[Source extract]
□ □ □ □ □

Legal tobacco and illegal marijuana are historical accidents costing billions

“What do you think of medical marijuana?” my mother, who has never smoked a thing in her life, of the tobacco or cannabis variety, asked me one day as we drove through beautiful upstate New York woods.  We had just passed a sign saying “We will destroy your crops,” with a marijuana leaf beneath. “It has its place,” I said.  “No reason to be against it.” “But isn’t marijuana a terrible substance?” she asked. “No worse than tobacco or alcohol,” I told her my honest opinion.

When I started on the wards and saw how many people who smoked or drank were really sick from it–advanced cancer, emphysema, advanced liver disease–I was shocked these substances were legal.  Take nicotine–the most addictive substance, harder to quit than heroin or cocaine.  It’s just that tobacco has a historical monopoly on legal inhalation.

“So why is marijuana illegal?” she asked. “Historical accident,” I said. As a senior in college, I took a history class called “Drugs and Alcohol in American Culture.” I wrote my term paper on shifting medical perceptions of marijuana, from the thirties to the seventies. I was intrigued by the association between social perceptions and scientific conclusions.

There was one scientist in particular whose conclusions about the effects of marijuana radically shifted as cultural perceptions shifted from the 1930s to the 1970s.  In the 1930s, he offered scientific evidence to reflect the social understanding of marijuana as a substance that provoked crazed violent reactions, when the drug was associated with Mexican immigrants and crime.  In the 1970s, his research showed marijuana provoked a slackadaisical laziness with loss of motivation when it was used by the nation’s youth.  No crime, no trouble.

□ □ □ □ □

[Document layout detection data]

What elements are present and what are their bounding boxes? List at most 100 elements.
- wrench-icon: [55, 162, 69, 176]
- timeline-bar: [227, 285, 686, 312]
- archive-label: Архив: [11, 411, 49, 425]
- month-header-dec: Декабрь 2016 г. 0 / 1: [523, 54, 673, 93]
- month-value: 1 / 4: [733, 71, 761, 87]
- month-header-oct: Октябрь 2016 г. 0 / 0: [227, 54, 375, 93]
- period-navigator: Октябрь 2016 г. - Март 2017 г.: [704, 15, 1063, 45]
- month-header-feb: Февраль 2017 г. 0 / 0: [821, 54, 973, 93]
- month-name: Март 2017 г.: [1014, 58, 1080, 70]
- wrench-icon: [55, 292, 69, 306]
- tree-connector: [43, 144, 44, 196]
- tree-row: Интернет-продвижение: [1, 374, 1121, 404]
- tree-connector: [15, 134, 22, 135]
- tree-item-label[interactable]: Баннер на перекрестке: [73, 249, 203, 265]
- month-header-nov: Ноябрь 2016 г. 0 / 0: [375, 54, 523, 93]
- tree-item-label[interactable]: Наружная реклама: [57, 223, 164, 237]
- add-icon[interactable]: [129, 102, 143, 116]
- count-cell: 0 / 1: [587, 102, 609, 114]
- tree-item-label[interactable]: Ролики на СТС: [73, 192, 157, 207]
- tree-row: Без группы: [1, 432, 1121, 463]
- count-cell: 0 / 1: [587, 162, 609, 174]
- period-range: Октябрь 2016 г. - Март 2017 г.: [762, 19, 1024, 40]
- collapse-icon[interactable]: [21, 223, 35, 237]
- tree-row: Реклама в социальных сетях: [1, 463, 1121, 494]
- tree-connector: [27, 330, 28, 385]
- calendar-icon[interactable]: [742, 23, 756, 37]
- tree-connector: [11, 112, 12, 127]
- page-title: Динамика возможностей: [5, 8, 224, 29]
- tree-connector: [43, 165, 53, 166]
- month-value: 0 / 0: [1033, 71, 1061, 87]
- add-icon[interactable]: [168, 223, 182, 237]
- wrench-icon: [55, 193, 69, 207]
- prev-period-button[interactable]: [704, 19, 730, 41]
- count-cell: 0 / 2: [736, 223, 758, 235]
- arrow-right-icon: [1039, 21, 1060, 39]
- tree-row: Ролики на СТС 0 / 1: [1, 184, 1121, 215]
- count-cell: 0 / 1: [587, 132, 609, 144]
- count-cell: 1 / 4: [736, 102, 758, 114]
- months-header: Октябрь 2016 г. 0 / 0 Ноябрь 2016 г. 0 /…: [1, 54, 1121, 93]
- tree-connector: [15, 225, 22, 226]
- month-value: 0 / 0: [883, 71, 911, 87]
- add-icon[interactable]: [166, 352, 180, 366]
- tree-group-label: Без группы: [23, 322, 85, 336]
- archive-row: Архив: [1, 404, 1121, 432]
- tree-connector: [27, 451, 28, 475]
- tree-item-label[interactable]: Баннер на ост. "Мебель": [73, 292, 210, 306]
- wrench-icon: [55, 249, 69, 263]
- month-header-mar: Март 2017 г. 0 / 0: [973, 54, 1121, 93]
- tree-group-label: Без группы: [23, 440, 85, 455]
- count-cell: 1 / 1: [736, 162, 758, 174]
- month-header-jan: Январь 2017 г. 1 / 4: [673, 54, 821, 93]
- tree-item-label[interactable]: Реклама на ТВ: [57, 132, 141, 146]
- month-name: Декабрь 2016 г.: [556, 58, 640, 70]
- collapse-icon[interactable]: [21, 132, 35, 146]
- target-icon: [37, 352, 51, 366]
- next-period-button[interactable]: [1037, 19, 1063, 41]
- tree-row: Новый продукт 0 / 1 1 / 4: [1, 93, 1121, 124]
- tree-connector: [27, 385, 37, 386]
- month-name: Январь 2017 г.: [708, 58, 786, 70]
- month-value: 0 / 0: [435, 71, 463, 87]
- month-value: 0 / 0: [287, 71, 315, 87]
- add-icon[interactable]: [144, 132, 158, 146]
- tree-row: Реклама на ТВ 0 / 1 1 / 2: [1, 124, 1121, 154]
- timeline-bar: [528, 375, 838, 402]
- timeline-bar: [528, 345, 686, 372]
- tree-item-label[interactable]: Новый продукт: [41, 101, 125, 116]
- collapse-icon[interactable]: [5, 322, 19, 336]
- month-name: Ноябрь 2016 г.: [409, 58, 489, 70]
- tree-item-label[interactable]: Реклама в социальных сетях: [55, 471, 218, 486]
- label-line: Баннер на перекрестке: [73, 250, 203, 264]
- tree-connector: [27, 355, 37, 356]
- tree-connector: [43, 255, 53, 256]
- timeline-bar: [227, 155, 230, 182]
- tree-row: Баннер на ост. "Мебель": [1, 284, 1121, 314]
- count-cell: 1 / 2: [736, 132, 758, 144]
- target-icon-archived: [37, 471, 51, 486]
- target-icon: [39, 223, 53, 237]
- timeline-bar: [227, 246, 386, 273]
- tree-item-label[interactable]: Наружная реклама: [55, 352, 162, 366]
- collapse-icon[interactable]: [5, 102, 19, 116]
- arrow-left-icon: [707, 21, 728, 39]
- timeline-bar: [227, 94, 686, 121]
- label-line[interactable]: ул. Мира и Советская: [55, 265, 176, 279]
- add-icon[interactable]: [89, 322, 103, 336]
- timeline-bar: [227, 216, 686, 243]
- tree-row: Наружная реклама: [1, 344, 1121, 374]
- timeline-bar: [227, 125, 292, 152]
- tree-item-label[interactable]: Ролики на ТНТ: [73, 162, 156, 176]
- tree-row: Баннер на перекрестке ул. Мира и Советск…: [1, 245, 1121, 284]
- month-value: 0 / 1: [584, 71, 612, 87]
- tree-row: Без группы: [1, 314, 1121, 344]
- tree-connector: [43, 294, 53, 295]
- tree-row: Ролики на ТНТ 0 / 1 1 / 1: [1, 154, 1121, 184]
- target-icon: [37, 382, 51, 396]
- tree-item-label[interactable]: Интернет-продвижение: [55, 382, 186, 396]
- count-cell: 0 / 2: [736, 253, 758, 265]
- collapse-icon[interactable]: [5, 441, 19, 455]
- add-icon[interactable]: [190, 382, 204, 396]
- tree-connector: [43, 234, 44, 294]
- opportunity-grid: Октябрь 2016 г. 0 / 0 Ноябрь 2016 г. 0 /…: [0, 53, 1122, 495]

□ □ □ □ □

[Problem]
Continue the essay on legal tobacco and illegal marijuana from the point where it stops.

[Response to the task]
“It was almost legalized,” I added, “until Nixon squashed that idea.” “Why are they legalizing it now?” she asked. “They probably need the tax money.  If you turn it into a legitimate business, you get to collect legitimate taxes.”

Newsweek addressed the issue a week later in an interesting sidebar by R. M Schneiderman, entitled “legal weed gets a reality check in California.” Advocates of legalized marijuana say it will increase state tax revenue, and also undercut Mexican drug cartels.   He argues that taxing locally grown marijuana will price it out of the street market, leaving the market wide open for Mexican-grown marijuana, and no real change in the dangerous Mexican criminal activity that marijuana use bolsters.

Suddenly, we’re back in the 1930s again, with marijuana associated with crazed Mexican criminal activity.

I don’t use marijuana.  I don’t prescribe it.  Nor do I smoke tobacco, or advise patients to smoke it.  One is illegal.  One is legal. In suburban Cook County, there are an estimated 391,273 tobacco smokers. In Illinois in 2008, smoking caused an estimated health cost of $4.1 billion. Legal tobacco and illegal marijuana are historical accidents that cost America billions of dollars.

Kohar Jones is a family physician who blogs at Progress Notes.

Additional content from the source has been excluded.